[Dataset entries]
**********

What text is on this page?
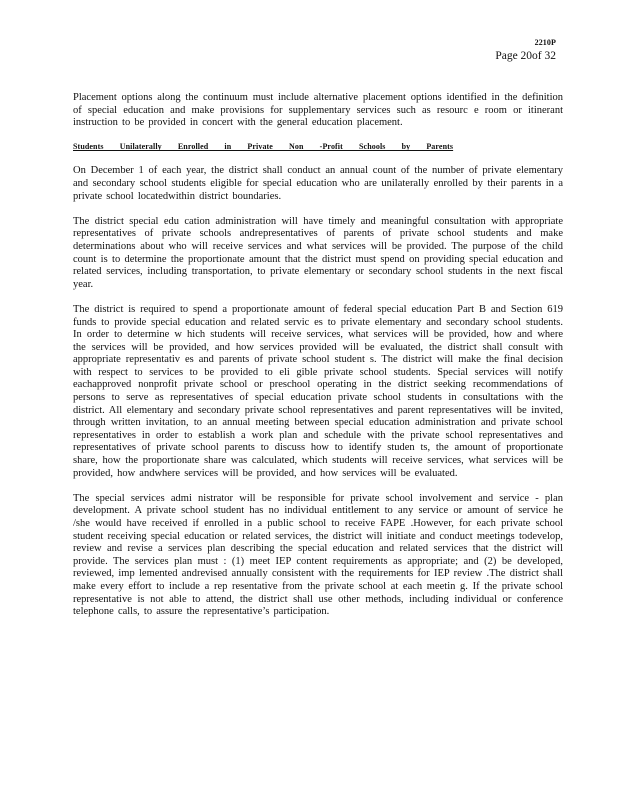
2210P
Page 20of 32

Placement options along the continuum must include alternative placement options identified in the definition of special education and make provisions for supplementary services such as resourc e room or itinerant instruction to be provided in concert with the general education placement.

Students Unilaterally Enrolled in Private Non -Profit Schools by Parents

On December 1 of each year, the district shall conduct an annual count of the number of private elementary and secondary school students eligible for special education who are unilaterally enrolled by their parents in a private school locatedwithin district boundaries.

The district special edu cation administration will have timely and meaningful consultation with appropriate representatives of private schools andrepresentatives of parents of private school students and make determinations about who will receive services and what services will be provided. The purpose of the child count is to determine the proportionate amount that the district must spend on providing special education and related services, including transportation, to private elementary or secondary school students in the next fiscal year.

The district is required to spend a proportionate amount of federal special education Part B and Section 619 funds to provide special education and related servic es to private elementary and secondary school students. In order to determine w hich students will receive services, what services will be provided, how and where the services will be provided, and how services provided will be evaluated, the district shall consult with appropriate representativ es and parents of private school student s. The district will make the final decision with respect to services to be provided to eli gible private school students. Special services will notify eachapproved nonprofit private school or preschool operating in the district seeking recommendations of persons to serve as representatives of special education private school students in consultations with the district. All elementary and secondary private school representatives and parent representatives will be invited, through written invitation, to an annual meeting between special education administration and private school representatives in order to establish a work plan and schedule with the private school representatives and representatives of private school parents to discuss how to identify studen ts, the amount of proportionate share, how the proportionate share was calculated, which students will receive services, what services will be provided, how andwhere services will be provided, and how services will be evaluated.

The special services admi nistrator will be responsible for private school involvement and service - plan development. A private school student has no individual entitlement to any service or amount of service he /she would have received if enrolled in a public school to receive FAPE .However, for each private school student receiving special education or related services, the district will initiate and conduct meetings todevelop, review and revise a services plan describing the special education and related services that the district will provide. The services plan must : (1) meet IEP content requirements as appropriate; and (2) be developed, reviewed, imp lemented andrevised annually consistent with the requirements for IEP review .The district shall make every effort to include a rep resentative from the private school at each meetin g. If the private school representative is not able to attend, the district shall use other methods, including individual or conference telephone calls, to assure the representative’s participation.
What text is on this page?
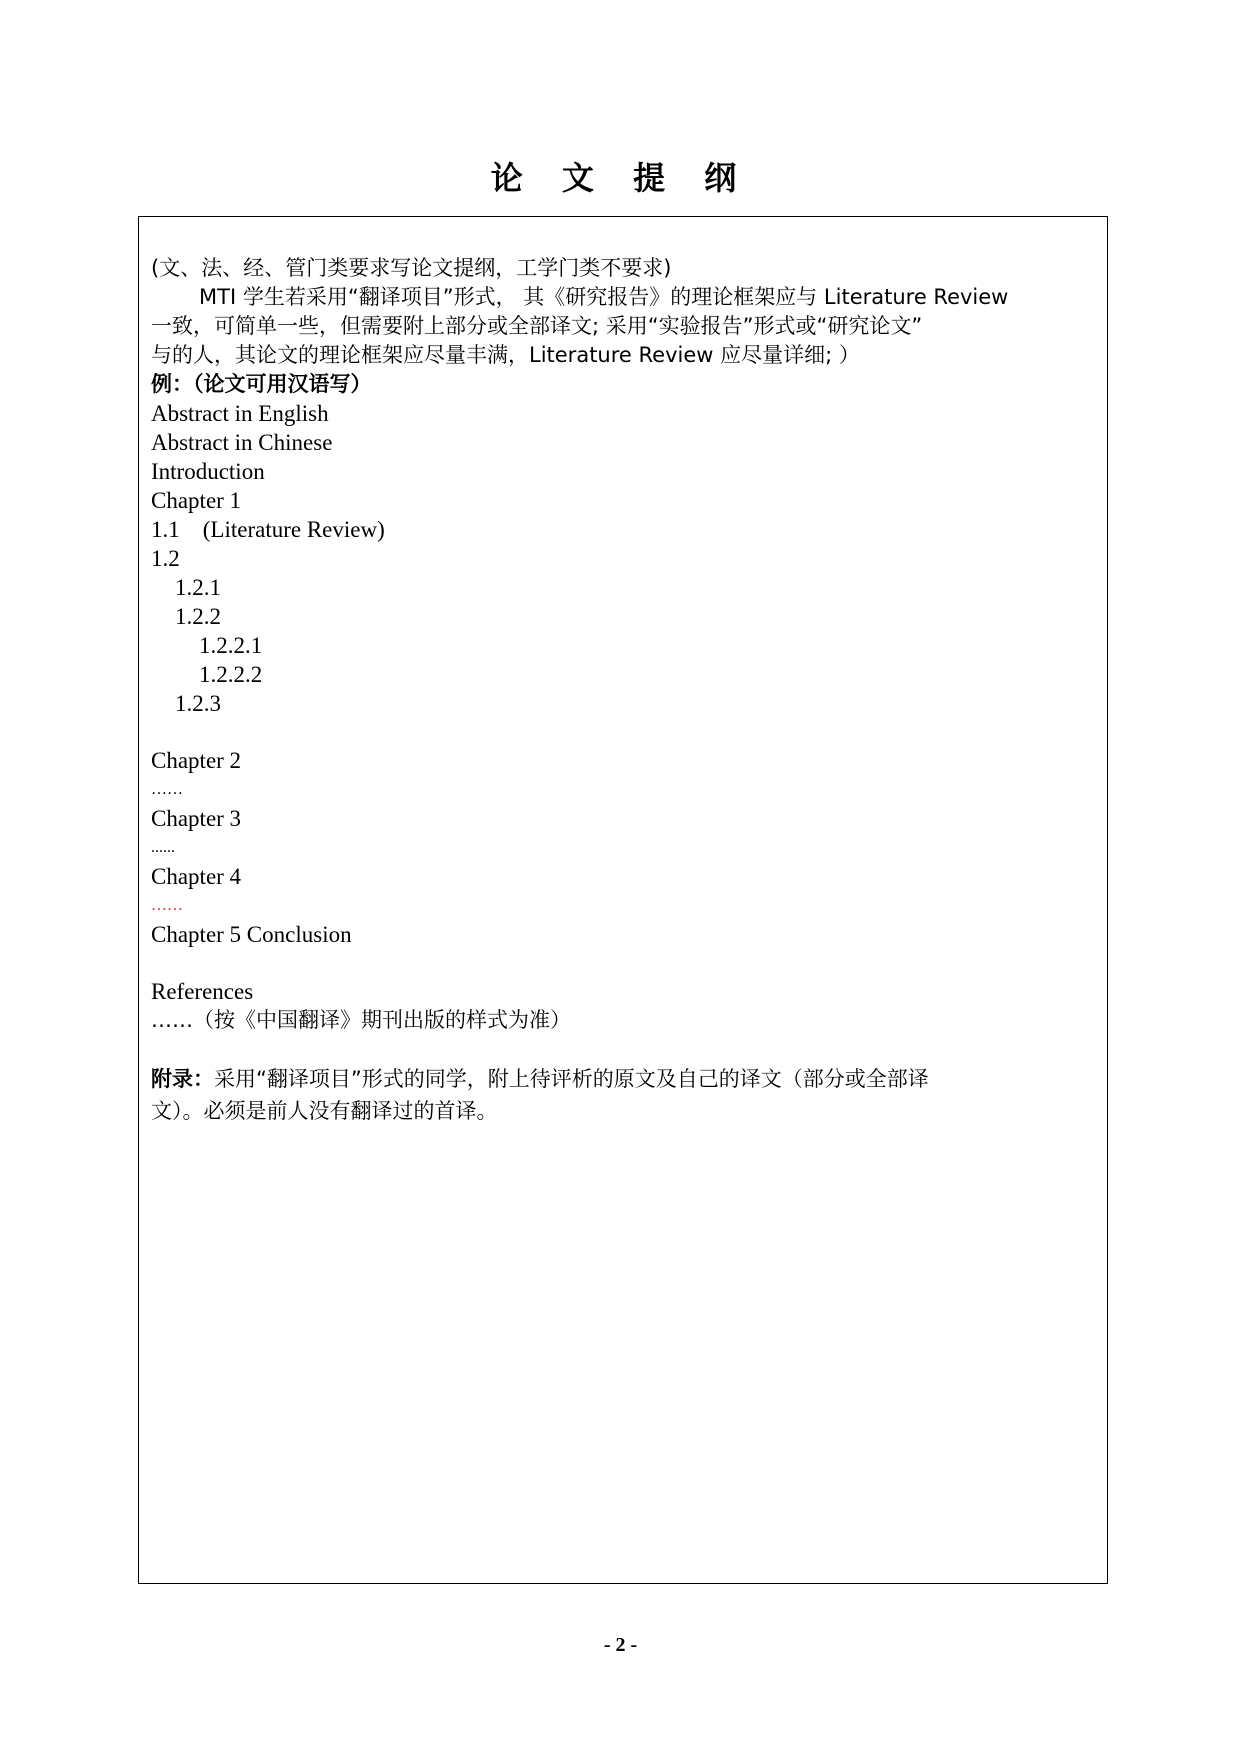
论 文 提 纲
(文、法、经、管门类要求写论文提纲，工学门类不要求)
MTI 学生若采用“翻译项目”形式， 其《研究报告》的理论框架应与 Literature Review
一致，可简单一些，但需要附上部分或全部译文; 采用“实验报告”形式或“研究论文”
与的人，其论文的理论框架应尽量丰满，Literature Review 应尽量详细; ）
例：（论文可用汉语写）
Abstract in English
Abstract in Chinese
Introduction
Chapter 1
1.1    (Literature Review)
1.2
1.2.1
1.2.2
1.2.2.1
1.2.2.2
1.2.3
Chapter 2
……
Chapter 3
......
Chapter 4
……
Chapter 5 Conclusion
References
……（按《中国翻译》期刊出版的样式为准）
附录：采用“翻译项目”形式的同学，附上待评析的原文及自己的译文（部分或全部译
文）。必须是前人没有翻译过的首译。
- 2 -
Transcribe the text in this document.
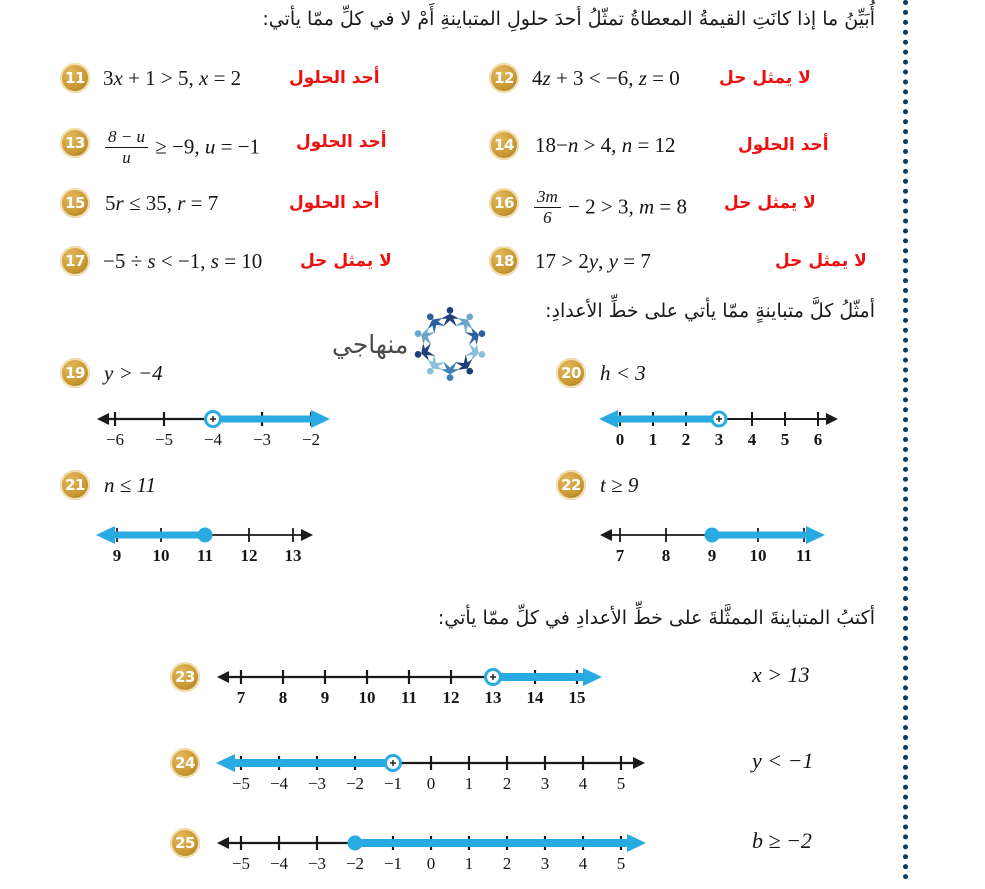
أُبَيِّنُ ما إذا كانَتِ القيمةُ المعطاةُ تمثّلُ أحدَ حلولِ المتباينةِ أَمْ لا في كلِّ ممّا يأتي:
11 3x + 1 > 5, x = 2	أحد الحلول	12 4z + 3 < −6, z = 0 لا يمثل حل
$13 \frac{8 - u}{u} \ge -9$, u = −1 أحد الحلول	14 18−n > 4, n = 12	أحد الحلول
15 5r ≤ 35, r = 7	أحد الحلول	$16 \frac{3m}{6} - 2 > 3$, m = 8 لا يمثل حل
17 −5 ÷ s < −1, s = 10 لا يمثل حل	18 17 > 2y, y = 7	لا يمثل حل
أمثّلُ كلَّ متباينةٍ ممّا يأتي على خطِّ الأعدادِ:
منهاجي
19 y > −4
−6 −5 −4 −3 −2
20 h < 3
0 1 2 3 4 5 6
21 n ≤ 11
9 10 11 12 13
22 t ≥ 9
7 8 9 10 11
أكتبُ المتباينةَ الممثَّلةَ على خطِّ الأعدادِ في كلِّ ممّا يأتي:
23
7 8 9 10 11 12 13 14 15
x > 13
24
−5 −4 −3 −2 −1 0 1 2 3 4 5
y < −1
25
−5 −4 −3 −2 −1 0 1 2 3 4 5
b ≥ −2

**********

- _Instruction_
Among the entries above, identify all lines with "Literature" and copy them.

- _Output of the exercise_
MTI 学生若采用“翻译项目”形式， 其《研究报告》的理论框架应与 Literature Review
与的人，其论文的理论框架应尽量丰满，Literature Review 应尽量详细; ）
1.1    (Literature Review)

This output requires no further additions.